Entries with figure data
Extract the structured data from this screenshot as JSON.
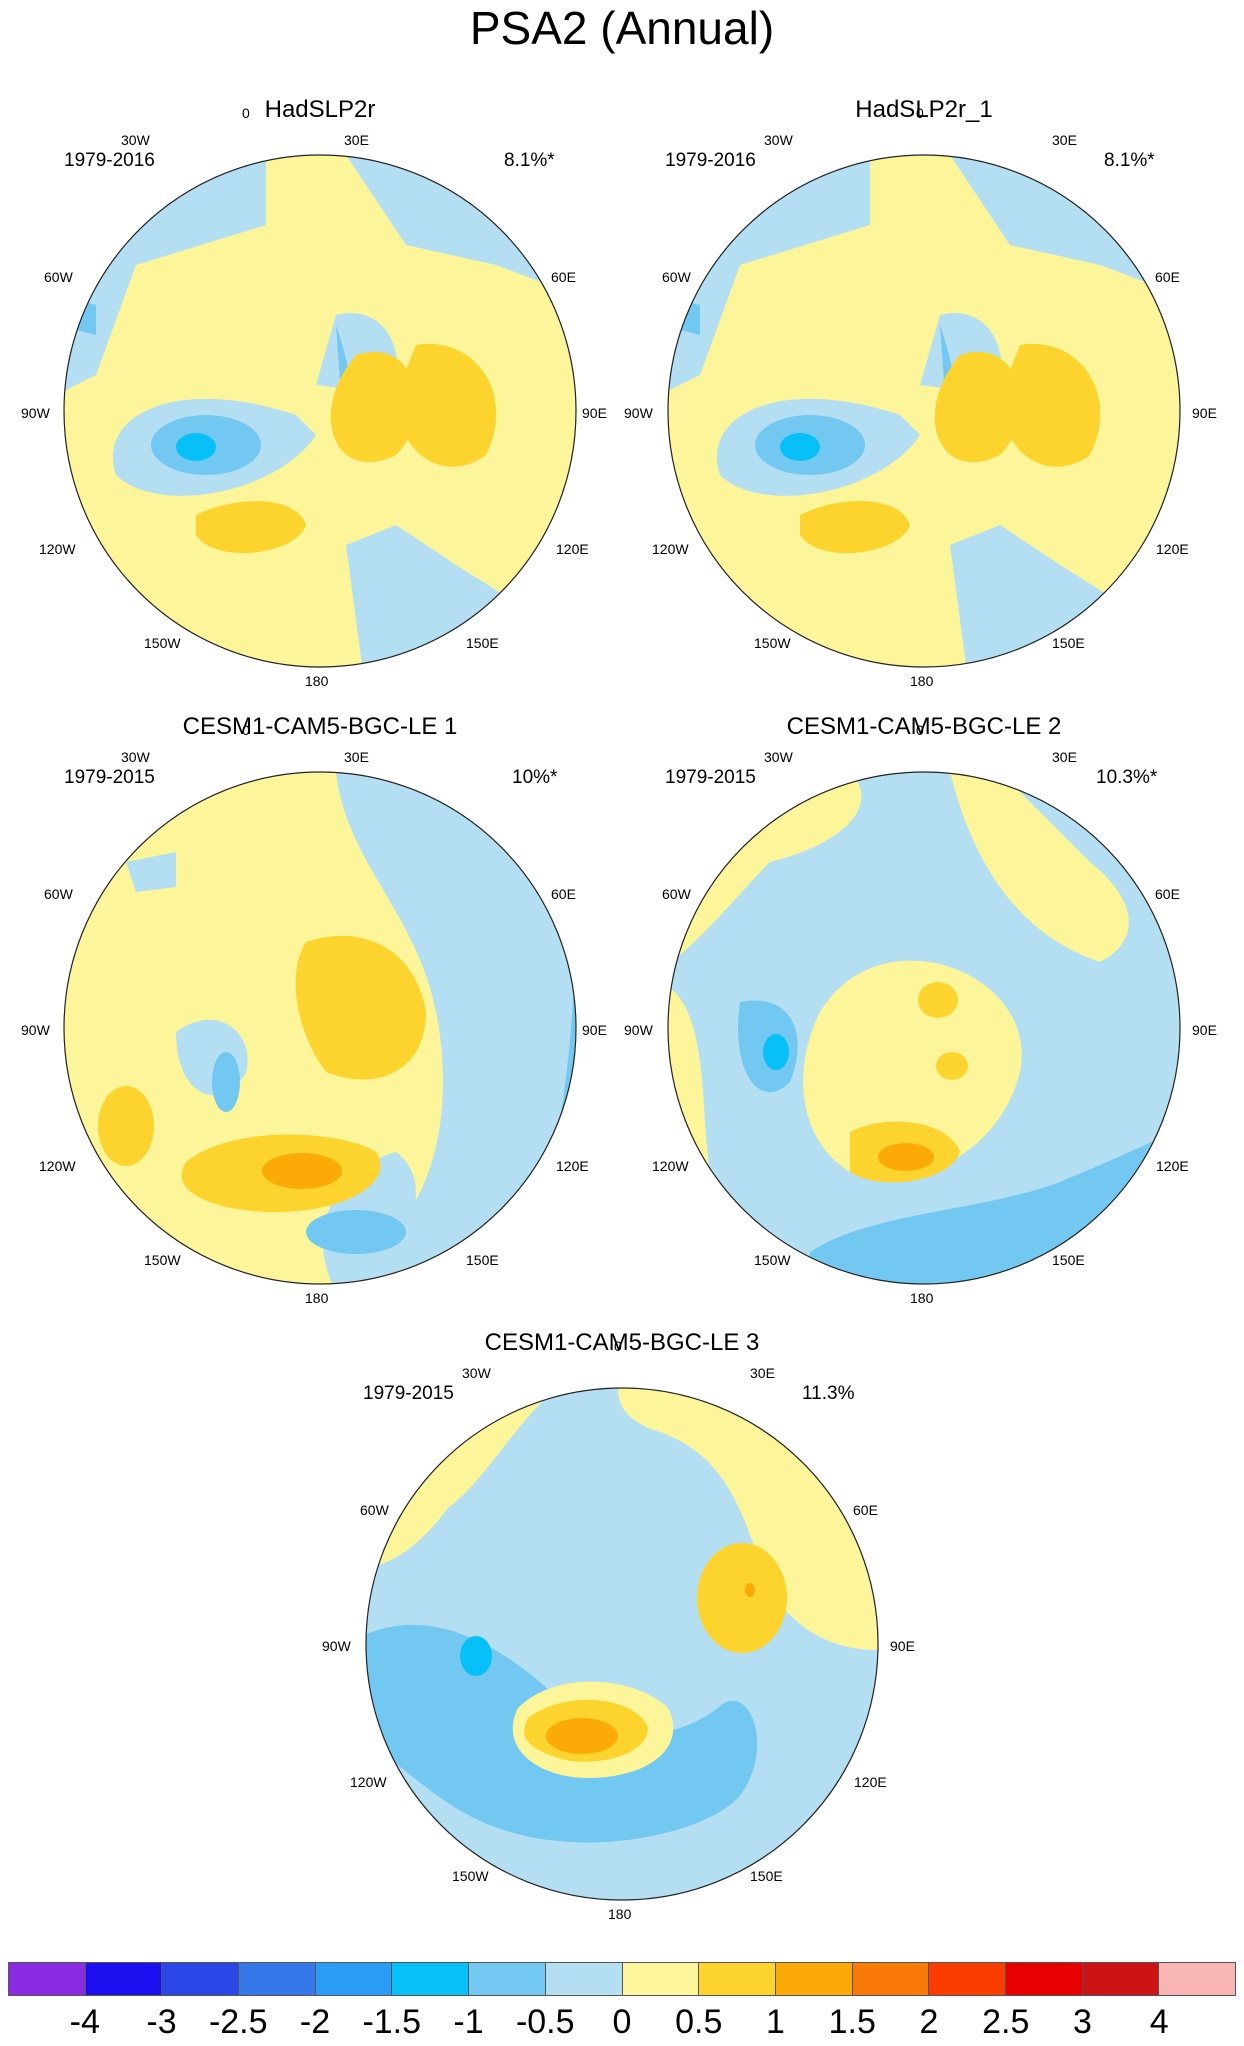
{
  "title": "PSA2 (Annual)",
  "longitude_labels": {
    "top": "0",
    "n30w": "30W",
    "n30e": "30E",
    "w60": "60W",
    "e60": "60E",
    "w90": "90W",
    "e90": "90E",
    "w120": "120W",
    "e120": "120E",
    "w150": "150W",
    "e150": "150E",
    "bottom": "180"
  },
  "panels": [
    {
      "title": "HadSLP2r",
      "years": "1979-2016",
      "pct": "8.1%*"
    },
    {
      "title": "HadSLP2r_1",
      "years": "1979-2016",
      "pct": "8.1%*"
    },
    {
      "title": "CESM1-CAM5-BGC-LE 1",
      "years": "1979-2015",
      "pct": "10%*"
    },
    {
      "title": "CESM1-CAM5-BGC-LE 2",
      "years": "1979-2015",
      "pct": "10.3%*"
    },
    {
      "title": "CESM1-CAM5-BGC-LE 3",
      "years": "1979-2015",
      "pct": "11.3%"
    }
  ],
  "colorbar": {
    "colors": [
      "#8a2be2",
      "#1a10f0",
      "#2a48e8",
      "#3478ea",
      "#2a9cf5",
      "#08c0f8",
      "#72c8f0",
      "#b4dff2",
      "#fcf59a",
      "#fdd42e",
      "#fcaa08",
      "#fa7a08",
      "#fa3c00",
      "#e80000",
      "#cc1414",
      "#f9b4b4"
    ],
    "labels": [
      "-4",
      "-3",
      "-2.5",
      "-2",
      "-1.5",
      "-1",
      "-0.5",
      "0",
      "0.5",
      "1",
      "1.5",
      "2",
      "2.5",
      "3",
      "4"
    ]
  }
}
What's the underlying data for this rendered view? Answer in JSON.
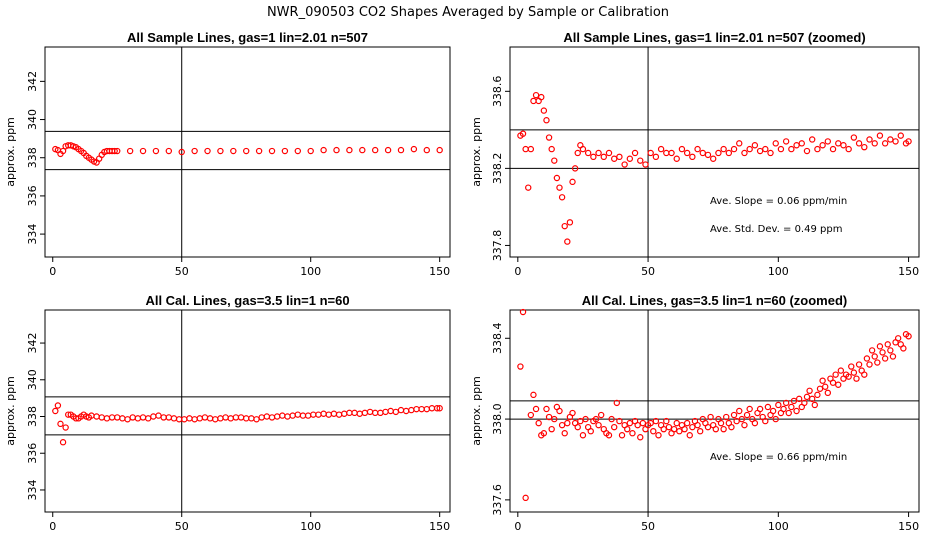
{
  "page_title": "NWR_090503  CO2 Shapes Averaged by Sample or Calibration",
  "chart_data": [
    {
      "type": "scatter",
      "title": "All Sample Lines, gas=1 lin=2.01 n=507",
      "xlabel": "",
      "ylabel": "approx. ppm",
      "xlim": [
        -3,
        154
      ],
      "ylim": [
        332.8,
        343.8
      ],
      "xticks": [
        0,
        50,
        100,
        150
      ],
      "yticks": [
        334,
        336,
        338,
        340,
        342
      ],
      "hlines": [
        339.38,
        337.38
      ],
      "vlines": [
        50
      ],
      "point_color": "#ff0000",
      "series": [
        {
          "x": [
            1,
            2,
            3,
            4,
            5,
            6,
            7,
            8,
            9,
            10,
            11,
            12,
            13,
            14,
            15,
            16,
            17,
            18,
            19,
            20,
            21,
            22,
            23,
            24,
            25,
            30,
            35,
            40,
            45,
            50,
            55,
            60,
            65,
            70,
            75,
            80,
            85,
            90,
            95,
            100,
            105,
            110,
            115,
            120,
            125,
            130,
            135,
            140,
            145,
            150
          ],
          "y": [
            338.45,
            338.4,
            338.2,
            338.35,
            338.6,
            338.65,
            338.65,
            338.6,
            338.55,
            338.45,
            338.35,
            338.25,
            338.1,
            338.0,
            337.9,
            337.8,
            337.75,
            337.95,
            338.15,
            338.3,
            338.35,
            338.35,
            338.35,
            338.35,
            338.35,
            338.35,
            338.35,
            338.35,
            338.35,
            338.3,
            338.35,
            338.35,
            338.35,
            338.35,
            338.35,
            338.35,
            338.35,
            338.35,
            338.35,
            338.35,
            338.4,
            338.4,
            338.4,
            338.4,
            338.4,
            338.4,
            338.4,
            338.45,
            338.4,
            338.4
          ]
        }
      ]
    },
    {
      "type": "scatter",
      "title": "All Sample Lines, gas=1 lin=2.01 n=507 (zoomed)",
      "xlabel": "",
      "ylabel": "approx. ppm",
      "xlim": [
        -3,
        154
      ],
      "ylim": [
        337.74,
        338.83
      ],
      "xticks": [
        0,
        50,
        100,
        150
      ],
      "yticks": [
        337.8,
        338.2,
        338.6
      ],
      "ytick_labels": [
        "337.8",
        "338.2",
        "338.6"
      ],
      "hlines": [
        338.4,
        338.2
      ],
      "vlines": [
        50
      ],
      "annotations": [
        "Ave. Slope =  0.06  ppm/min",
        "Ave. Std. Dev. =  0.49  ppm"
      ],
      "point_color": "#ff0000",
      "series": [
        {
          "x": [
            1,
            2,
            3,
            4,
            5,
            6,
            7,
            8,
            9,
            10,
            11,
            12,
            13,
            14,
            15,
            16,
            17,
            18,
            19,
            20,
            21,
            22,
            23,
            24,
            25,
            27,
            29,
            31,
            33,
            35,
            37,
            39,
            41,
            43,
            45,
            47,
            49,
            51,
            53,
            55,
            57,
            59,
            61,
            63,
            65,
            67,
            69,
            71,
            73,
            75,
            77,
            79,
            81,
            83,
            85,
            87,
            89,
            91,
            93,
            95,
            97,
            99,
            101,
            103,
            105,
            107,
            109,
            111,
            113,
            115,
            117,
            119,
            121,
            123,
            125,
            127,
            129,
            131,
            133,
            135,
            137,
            139,
            141,
            143,
            145,
            147,
            149,
            150
          ],
          "y": [
            338.37,
            338.38,
            338.3,
            338.1,
            338.3,
            338.55,
            338.58,
            338.55,
            338.57,
            338.5,
            338.45,
            338.36,
            338.3,
            338.24,
            338.15,
            338.1,
            338.05,
            337.9,
            337.82,
            337.92,
            338.13,
            338.2,
            338.28,
            338.32,
            338.3,
            338.28,
            338.26,
            338.28,
            338.26,
            338.28,
            338.25,
            338.26,
            338.22,
            338.25,
            338.28,
            338.24,
            338.22,
            338.28,
            338.26,
            338.3,
            338.28,
            338.28,
            338.25,
            338.3,
            338.28,
            338.26,
            338.3,
            338.28,
            338.27,
            338.25,
            338.28,
            338.3,
            338.28,
            338.3,
            338.33,
            338.28,
            338.3,
            338.32,
            338.29,
            338.3,
            338.28,
            338.33,
            338.3,
            338.34,
            338.3,
            338.32,
            338.33,
            338.29,
            338.35,
            338.3,
            338.32,
            338.34,
            338.3,
            338.33,
            338.32,
            338.3,
            338.36,
            338.33,
            338.31,
            338.35,
            338.33,
            338.37,
            338.33,
            338.35,
            338.34,
            338.37,
            338.33,
            338.34
          ]
        }
      ]
    },
    {
      "type": "scatter",
      "title": "All Cal. Lines, gas=3.5 lin=1 n=60",
      "xlabel": "",
      "ylabel": "approx. ppm",
      "xlim": [
        -3,
        154
      ],
      "ylim": [
        332.8,
        343.8
      ],
      "xticks": [
        0,
        50,
        100,
        150
      ],
      "yticks": [
        334,
        336,
        338,
        340,
        342
      ],
      "hlines": [
        339.07,
        337.0
      ],
      "vlines": [
        50
      ],
      "point_color": "#ff0000",
      "series": [
        {
          "x": [
            1,
            2,
            3,
            4,
            5,
            6,
            7,
            8,
            9,
            10,
            11,
            12,
            13,
            14,
            15,
            17,
            19,
            21,
            23,
            25,
            27,
            29,
            31,
            33,
            35,
            37,
            39,
            41,
            43,
            45,
            47,
            49,
            51,
            53,
            55,
            57,
            59,
            61,
            63,
            65,
            67,
            69,
            71,
            73,
            75,
            77,
            79,
            81,
            83,
            85,
            87,
            89,
            91,
            93,
            95,
            97,
            99,
            101,
            103,
            105,
            107,
            109,
            111,
            113,
            115,
            117,
            119,
            121,
            123,
            125,
            127,
            129,
            131,
            133,
            135,
            137,
            139,
            141,
            143,
            145,
            147,
            149,
            150
          ],
          "y": [
            338.3,
            338.6,
            337.6,
            336.6,
            337.4,
            338.1,
            338.1,
            338.0,
            337.9,
            337.9,
            338.0,
            338.1,
            338.0,
            337.95,
            338.05,
            338.0,
            337.95,
            337.9,
            337.95,
            337.95,
            337.9,
            337.85,
            337.95,
            337.9,
            337.95,
            337.9,
            338.0,
            338.05,
            337.95,
            337.95,
            337.9,
            337.85,
            337.85,
            337.9,
            337.85,
            337.9,
            337.95,
            337.9,
            337.85,
            337.9,
            337.95,
            337.9,
            337.95,
            337.95,
            337.9,
            337.9,
            337.85,
            337.95,
            338.0,
            337.95,
            338.0,
            338.05,
            338.0,
            338.05,
            338.1,
            338.05,
            338.05,
            338.1,
            338.1,
            338.15,
            338.1,
            338.15,
            338.1,
            338.15,
            338.2,
            338.2,
            338.15,
            338.2,
            338.25,
            338.2,
            338.2,
            338.25,
            338.3,
            338.25,
            338.35,
            338.3,
            338.35,
            338.4,
            338.4,
            338.4,
            338.45,
            338.45,
            338.45
          ]
        }
      ]
    },
    {
      "type": "scatter",
      "title": "All Cal. Lines, gas=3.5 lin=1 n=60 (zoomed)",
      "xlabel": "",
      "ylabel": "approx. ppm",
      "xlim": [
        -3,
        154
      ],
      "ylim": [
        337.54,
        338.54
      ],
      "xticks": [
        0,
        50,
        100,
        150
      ],
      "yticks": [
        337.6,
        338.0,
        338.4
      ],
      "ytick_labels": [
        "337.6",
        "338.0",
        "338.4"
      ],
      "hlines": [
        338.09,
        338.0
      ],
      "vlines": [
        50
      ],
      "annotations": [
        "Ave. Slope =  0.66  ppm/min"
      ],
      "point_color": "#ff0000",
      "series": [
        {
          "x": [
            1,
            2,
            3,
            5,
            6,
            7,
            8,
            9,
            10,
            11,
            12,
            13,
            14,
            15,
            16,
            17,
            18,
            19,
            20,
            21,
            22,
            23,
            24,
            25,
            26,
            27,
            28,
            29,
            30,
            31,
            32,
            33,
            34,
            35,
            36,
            37,
            38,
            39,
            40,
            41,
            42,
            43,
            44,
            45,
            46,
            47,
            48,
            49,
            50,
            51,
            52,
            53,
            54,
            55,
            56,
            57,
            58,
            59,
            60,
            61,
            62,
            63,
            64,
            65,
            66,
            67,
            68,
            69,
            70,
            71,
            72,
            73,
            74,
            75,
            76,
            77,
            78,
            79,
            80,
            81,
            82,
            83,
            84,
            85,
            86,
            87,
            88,
            89,
            90,
            91,
            92,
            93,
            94,
            95,
            96,
            97,
            98,
            99,
            100,
            101,
            102,
            103,
            104,
            105,
            106,
            107,
            108,
            109,
            110,
            111,
            112,
            113,
            114,
            115,
            116,
            117,
            118,
            119,
            120,
            121,
            122,
            123,
            124,
            125,
            126,
            127,
            128,
            129,
            130,
            131,
            132,
            133,
            134,
            135,
            136,
            137,
            138,
            139,
            140,
            141,
            142,
            143,
            144,
            145,
            146,
            147,
            148,
            149,
            150
          ],
          "y": [
            338.26,
            338.53,
            337.61,
            338.02,
            338.12,
            338.05,
            337.98,
            337.92,
            337.93,
            338.05,
            338.01,
            337.95,
            338.0,
            338.06,
            338.04,
            337.97,
            337.93,
            337.98,
            338.01,
            338.03,
            337.98,
            337.96,
            337.99,
            337.92,
            338.0,
            337.96,
            337.94,
            337.99,
            338.0,
            337.97,
            338.02,
            337.95,
            337.93,
            337.92,
            338.0,
            337.96,
            338.08,
            337.99,
            337.92,
            337.97,
            337.95,
            337.98,
            337.93,
            337.99,
            337.97,
            337.91,
            337.98,
            337.95,
            337.97,
            337.98,
            337.94,
            337.99,
            337.92,
            337.97,
            337.95,
            337.99,
            337.96,
            337.93,
            337.95,
            337.98,
            337.94,
            337.97,
            337.95,
            337.98,
            337.92,
            337.96,
            337.99,
            337.97,
            337.94,
            338.0,
            337.98,
            337.96,
            338.01,
            337.97,
            337.95,
            338.0,
            337.98,
            337.95,
            338.01,
            337.98,
            337.96,
            338.02,
            337.99,
            338.04,
            338.0,
            337.97,
            338.02,
            338.05,
            338.0,
            337.98,
            338.03,
            338.05,
            338.01,
            337.99,
            338.06,
            338.02,
            338.04,
            338.0,
            338.07,
            338.03,
            338.05,
            338.08,
            338.03,
            338.06,
            338.09,
            338.04,
            338.1,
            338.06,
            338.08,
            338.11,
            338.14,
            338.1,
            338.07,
            338.12,
            338.15,
            338.19,
            338.16,
            338.13,
            338.2,
            338.18,
            338.22,
            338.17,
            338.24,
            338.2,
            338.22,
            338.21,
            338.26,
            338.23,
            338.2,
            338.27,
            338.24,
            338.22,
            338.3,
            338.27,
            338.34,
            338.31,
            338.28,
            338.36,
            338.33,
            338.3,
            338.37,
            338.34,
            338.31,
            338.38,
            338.4,
            338.37,
            338.35,
            338.42,
            338.41
          ]
        }
      ]
    }
  ]
}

▸ **Given request**
Identify which lines contain the word "this" and copy each one.

▸ **Written answer**
Extract the structured data from this screenshot as JSON.
What's the underlying data for this rendered view? Answer in JSON.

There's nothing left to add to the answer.